**Data items**
* BEGIN *

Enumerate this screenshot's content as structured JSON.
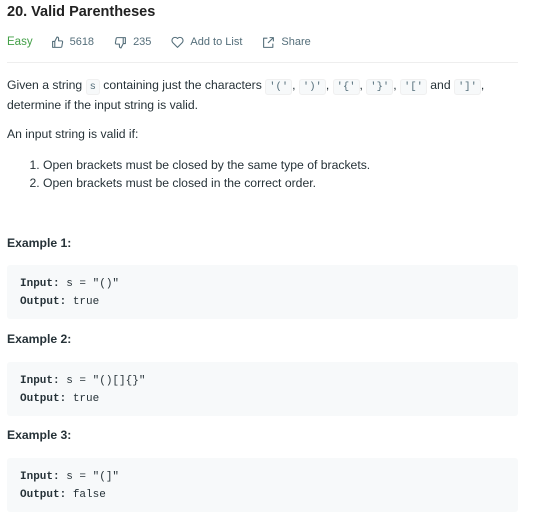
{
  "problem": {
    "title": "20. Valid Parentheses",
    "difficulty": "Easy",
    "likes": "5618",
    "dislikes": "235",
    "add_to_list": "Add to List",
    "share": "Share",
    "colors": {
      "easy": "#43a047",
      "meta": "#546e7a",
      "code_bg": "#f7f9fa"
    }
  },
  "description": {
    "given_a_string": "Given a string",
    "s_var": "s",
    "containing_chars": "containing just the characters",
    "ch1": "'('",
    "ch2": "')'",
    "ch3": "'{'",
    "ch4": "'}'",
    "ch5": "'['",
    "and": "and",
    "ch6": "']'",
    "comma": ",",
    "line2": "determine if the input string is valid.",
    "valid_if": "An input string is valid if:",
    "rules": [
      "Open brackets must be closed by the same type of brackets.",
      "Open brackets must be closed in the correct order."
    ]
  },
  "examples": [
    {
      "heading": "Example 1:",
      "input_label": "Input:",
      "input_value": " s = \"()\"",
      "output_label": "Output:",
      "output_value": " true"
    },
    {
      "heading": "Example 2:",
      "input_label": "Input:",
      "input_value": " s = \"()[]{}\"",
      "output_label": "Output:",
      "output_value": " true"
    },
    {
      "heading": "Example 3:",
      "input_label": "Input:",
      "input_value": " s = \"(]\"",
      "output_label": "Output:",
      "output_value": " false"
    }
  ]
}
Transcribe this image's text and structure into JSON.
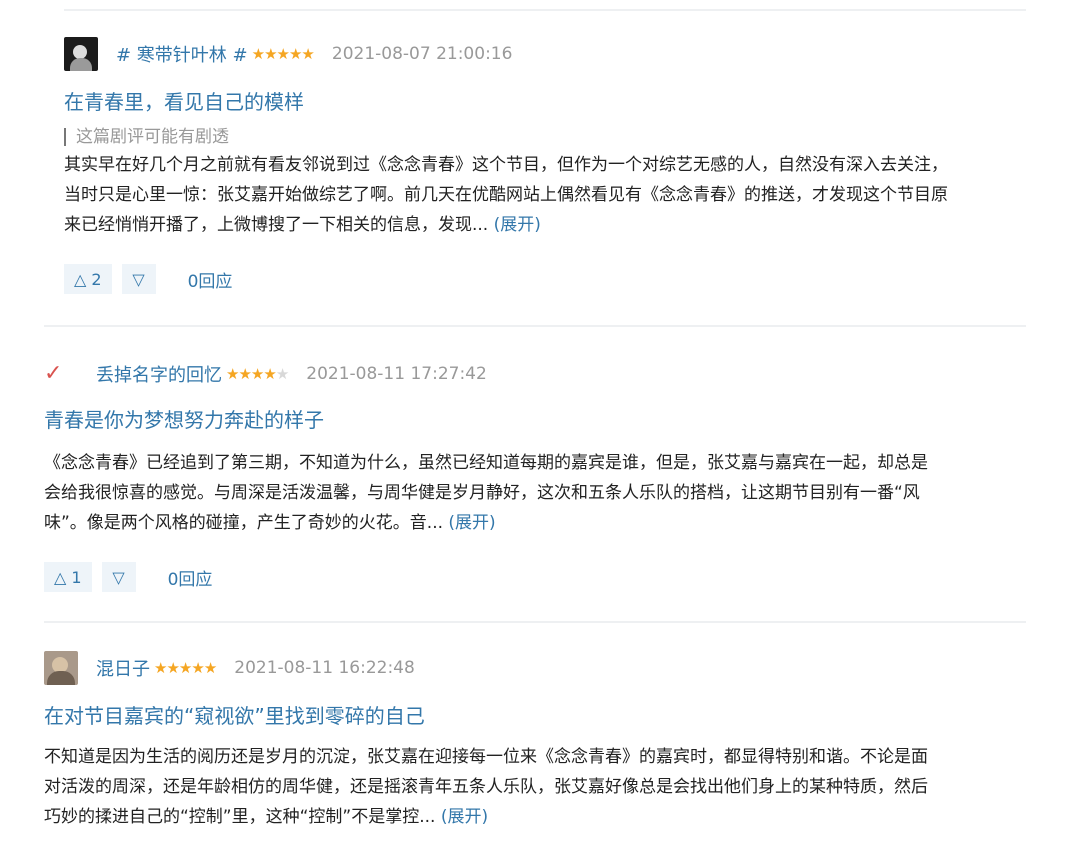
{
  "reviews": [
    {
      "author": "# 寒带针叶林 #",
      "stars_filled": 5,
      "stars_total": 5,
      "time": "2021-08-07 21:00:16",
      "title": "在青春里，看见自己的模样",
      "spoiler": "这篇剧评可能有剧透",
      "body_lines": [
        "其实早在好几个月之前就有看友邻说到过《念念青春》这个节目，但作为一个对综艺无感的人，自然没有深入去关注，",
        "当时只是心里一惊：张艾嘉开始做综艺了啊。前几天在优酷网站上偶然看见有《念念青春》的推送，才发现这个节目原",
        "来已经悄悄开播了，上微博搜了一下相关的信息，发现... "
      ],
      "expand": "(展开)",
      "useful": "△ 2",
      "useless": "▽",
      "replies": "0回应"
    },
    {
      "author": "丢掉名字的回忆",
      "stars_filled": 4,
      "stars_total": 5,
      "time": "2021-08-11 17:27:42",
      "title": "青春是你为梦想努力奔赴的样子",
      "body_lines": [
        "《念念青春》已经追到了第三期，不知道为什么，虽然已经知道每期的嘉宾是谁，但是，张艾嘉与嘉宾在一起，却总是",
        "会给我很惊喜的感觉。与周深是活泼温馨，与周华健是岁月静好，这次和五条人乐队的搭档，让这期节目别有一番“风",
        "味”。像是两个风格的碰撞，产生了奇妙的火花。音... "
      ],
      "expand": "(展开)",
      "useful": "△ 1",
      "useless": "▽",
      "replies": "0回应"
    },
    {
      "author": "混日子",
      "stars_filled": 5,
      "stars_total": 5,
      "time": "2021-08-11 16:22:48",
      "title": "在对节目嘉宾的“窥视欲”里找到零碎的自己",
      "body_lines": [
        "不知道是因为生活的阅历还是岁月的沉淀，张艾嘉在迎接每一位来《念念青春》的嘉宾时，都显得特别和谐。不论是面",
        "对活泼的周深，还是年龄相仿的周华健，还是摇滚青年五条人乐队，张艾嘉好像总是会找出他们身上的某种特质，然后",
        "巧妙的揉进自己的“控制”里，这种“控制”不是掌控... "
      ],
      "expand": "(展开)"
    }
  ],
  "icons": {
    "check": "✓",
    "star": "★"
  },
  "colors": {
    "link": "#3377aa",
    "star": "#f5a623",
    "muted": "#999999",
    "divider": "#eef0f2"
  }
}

* END *
* BEGIN *

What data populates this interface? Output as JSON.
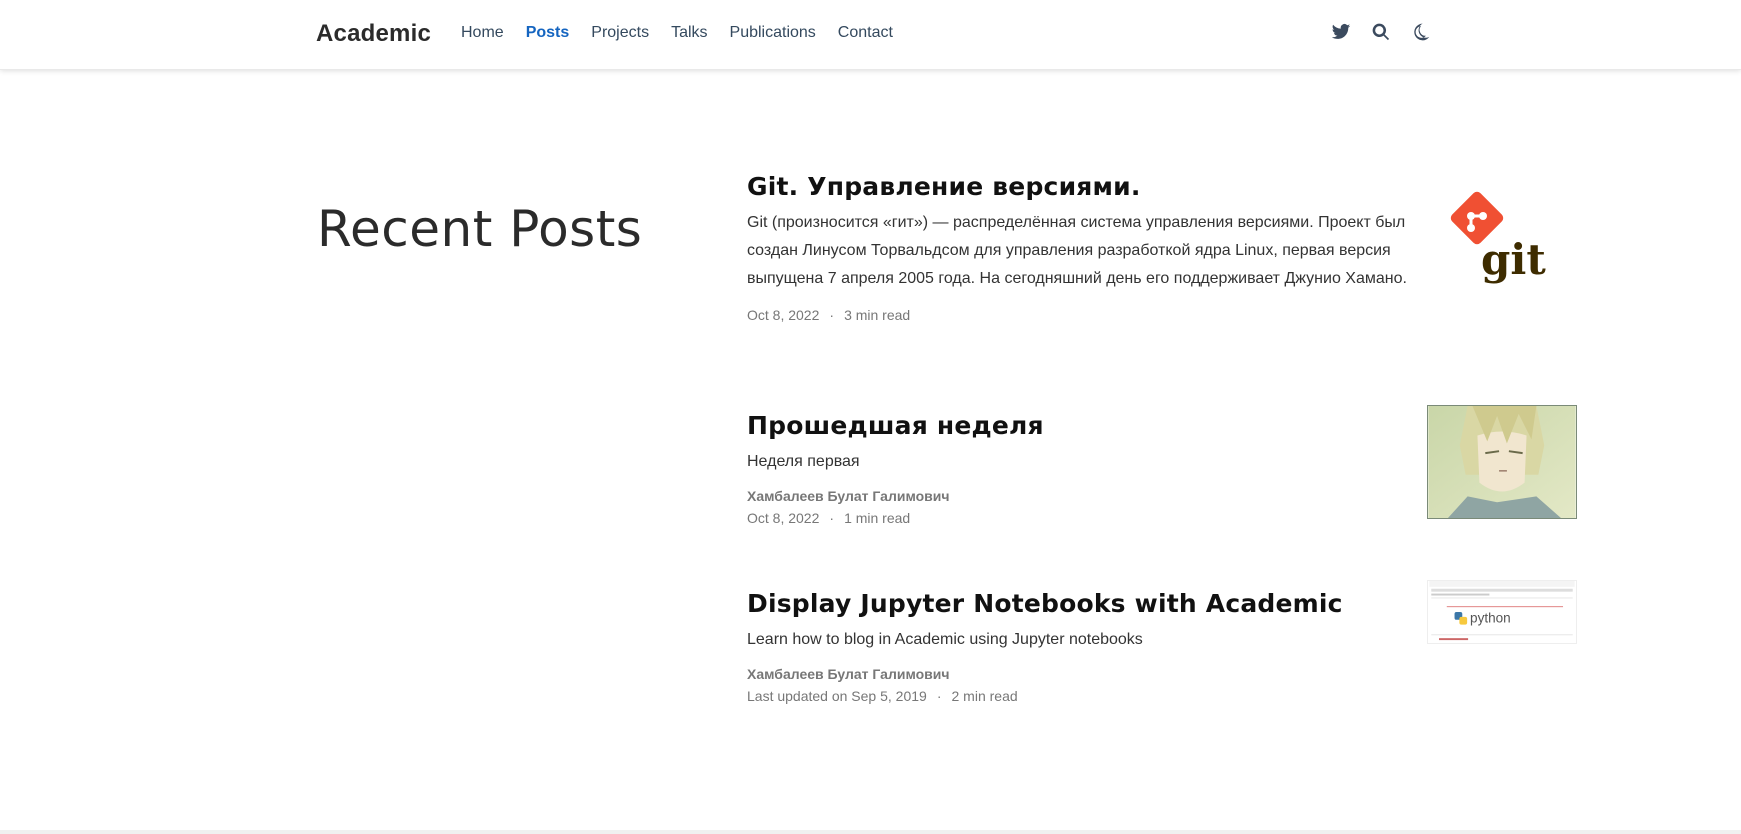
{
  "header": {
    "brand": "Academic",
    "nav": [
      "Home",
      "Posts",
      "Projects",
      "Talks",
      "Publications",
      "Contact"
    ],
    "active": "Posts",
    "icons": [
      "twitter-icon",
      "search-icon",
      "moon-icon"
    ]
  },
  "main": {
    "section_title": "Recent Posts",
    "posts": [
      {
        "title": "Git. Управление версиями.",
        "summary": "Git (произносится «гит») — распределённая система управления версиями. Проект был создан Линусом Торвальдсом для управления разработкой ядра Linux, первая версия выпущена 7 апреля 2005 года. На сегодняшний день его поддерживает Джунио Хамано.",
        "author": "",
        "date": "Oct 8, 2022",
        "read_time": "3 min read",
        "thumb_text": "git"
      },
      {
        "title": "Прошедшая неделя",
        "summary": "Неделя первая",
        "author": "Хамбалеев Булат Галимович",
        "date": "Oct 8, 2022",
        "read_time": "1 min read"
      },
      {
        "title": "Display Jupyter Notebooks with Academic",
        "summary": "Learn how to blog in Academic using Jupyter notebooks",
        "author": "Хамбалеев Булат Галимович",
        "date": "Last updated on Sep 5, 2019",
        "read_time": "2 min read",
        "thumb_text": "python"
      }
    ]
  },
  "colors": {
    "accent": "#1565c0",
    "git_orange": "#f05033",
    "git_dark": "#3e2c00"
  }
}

* END *
* BEGIN *

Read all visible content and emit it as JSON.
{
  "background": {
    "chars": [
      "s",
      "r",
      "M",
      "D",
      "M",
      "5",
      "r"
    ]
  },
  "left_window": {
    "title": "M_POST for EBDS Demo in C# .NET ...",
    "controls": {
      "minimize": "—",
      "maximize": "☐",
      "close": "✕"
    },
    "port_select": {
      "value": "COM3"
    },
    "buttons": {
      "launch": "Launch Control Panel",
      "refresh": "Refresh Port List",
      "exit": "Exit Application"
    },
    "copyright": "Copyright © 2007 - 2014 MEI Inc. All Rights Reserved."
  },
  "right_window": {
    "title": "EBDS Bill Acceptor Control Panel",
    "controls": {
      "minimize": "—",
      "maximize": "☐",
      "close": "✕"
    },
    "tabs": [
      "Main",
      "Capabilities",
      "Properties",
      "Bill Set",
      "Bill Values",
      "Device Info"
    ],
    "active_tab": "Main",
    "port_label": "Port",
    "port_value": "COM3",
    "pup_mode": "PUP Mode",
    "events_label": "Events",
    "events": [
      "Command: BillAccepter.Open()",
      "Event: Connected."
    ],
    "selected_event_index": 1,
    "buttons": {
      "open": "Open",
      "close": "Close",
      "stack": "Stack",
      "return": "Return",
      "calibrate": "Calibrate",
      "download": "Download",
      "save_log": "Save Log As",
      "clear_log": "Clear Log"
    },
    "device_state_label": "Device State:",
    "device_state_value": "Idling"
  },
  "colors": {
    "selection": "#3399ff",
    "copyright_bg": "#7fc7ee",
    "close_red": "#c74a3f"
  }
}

* END *

**Problem to work on**
Only the number is needed here: how many lines of the records contain "content"?

**Exercise solution**
2